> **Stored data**
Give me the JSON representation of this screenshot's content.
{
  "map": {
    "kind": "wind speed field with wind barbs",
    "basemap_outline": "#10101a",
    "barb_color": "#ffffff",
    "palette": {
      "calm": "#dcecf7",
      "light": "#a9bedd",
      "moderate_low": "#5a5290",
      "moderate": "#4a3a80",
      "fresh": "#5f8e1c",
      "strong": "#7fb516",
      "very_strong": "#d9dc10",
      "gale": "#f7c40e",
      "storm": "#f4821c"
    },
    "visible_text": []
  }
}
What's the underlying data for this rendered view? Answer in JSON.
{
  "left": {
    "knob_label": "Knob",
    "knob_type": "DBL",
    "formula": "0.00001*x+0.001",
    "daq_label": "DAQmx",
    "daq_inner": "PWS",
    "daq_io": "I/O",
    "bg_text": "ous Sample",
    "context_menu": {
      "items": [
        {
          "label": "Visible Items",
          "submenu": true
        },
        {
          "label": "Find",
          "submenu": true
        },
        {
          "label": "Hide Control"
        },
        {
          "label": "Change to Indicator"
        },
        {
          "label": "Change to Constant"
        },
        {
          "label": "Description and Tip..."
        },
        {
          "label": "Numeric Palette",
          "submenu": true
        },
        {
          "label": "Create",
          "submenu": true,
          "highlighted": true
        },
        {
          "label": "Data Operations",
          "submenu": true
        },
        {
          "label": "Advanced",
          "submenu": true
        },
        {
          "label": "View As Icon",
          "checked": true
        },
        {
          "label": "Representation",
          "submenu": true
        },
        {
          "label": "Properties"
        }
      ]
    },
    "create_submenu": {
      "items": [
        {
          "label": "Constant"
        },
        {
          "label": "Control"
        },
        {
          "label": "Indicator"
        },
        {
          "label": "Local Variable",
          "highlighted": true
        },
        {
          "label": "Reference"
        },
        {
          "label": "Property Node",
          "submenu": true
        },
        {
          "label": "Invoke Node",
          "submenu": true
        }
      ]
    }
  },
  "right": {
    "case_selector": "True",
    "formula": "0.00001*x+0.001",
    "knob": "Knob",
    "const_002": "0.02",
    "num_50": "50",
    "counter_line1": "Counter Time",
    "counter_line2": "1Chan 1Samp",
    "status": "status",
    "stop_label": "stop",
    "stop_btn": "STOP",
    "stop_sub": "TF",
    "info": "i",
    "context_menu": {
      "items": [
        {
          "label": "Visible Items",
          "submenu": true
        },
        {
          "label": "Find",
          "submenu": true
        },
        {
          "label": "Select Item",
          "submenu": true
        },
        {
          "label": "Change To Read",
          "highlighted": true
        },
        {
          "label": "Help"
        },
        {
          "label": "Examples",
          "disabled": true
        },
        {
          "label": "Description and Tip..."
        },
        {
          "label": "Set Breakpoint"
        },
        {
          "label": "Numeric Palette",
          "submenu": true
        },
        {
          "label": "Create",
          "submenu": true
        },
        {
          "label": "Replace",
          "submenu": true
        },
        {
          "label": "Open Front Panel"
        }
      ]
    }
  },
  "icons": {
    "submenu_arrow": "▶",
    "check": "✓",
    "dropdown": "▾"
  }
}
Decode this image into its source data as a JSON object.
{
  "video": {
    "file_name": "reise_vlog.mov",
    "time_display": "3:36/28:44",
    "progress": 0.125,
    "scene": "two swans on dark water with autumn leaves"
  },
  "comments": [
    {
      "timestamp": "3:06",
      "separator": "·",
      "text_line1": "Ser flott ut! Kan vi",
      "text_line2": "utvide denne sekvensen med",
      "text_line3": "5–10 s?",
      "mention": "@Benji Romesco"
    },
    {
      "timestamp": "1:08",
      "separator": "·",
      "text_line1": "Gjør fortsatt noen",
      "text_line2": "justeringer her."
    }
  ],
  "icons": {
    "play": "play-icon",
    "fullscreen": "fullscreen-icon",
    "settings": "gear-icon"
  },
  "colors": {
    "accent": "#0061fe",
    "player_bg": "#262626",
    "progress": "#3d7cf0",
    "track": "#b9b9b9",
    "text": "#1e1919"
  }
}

> **YOUR OBJECTIVE**
Gather all lines of the records that include the word "Node".

> **WRITTEN ANSWER**
          "label": "Property Node",
          "label": "Invoke Node",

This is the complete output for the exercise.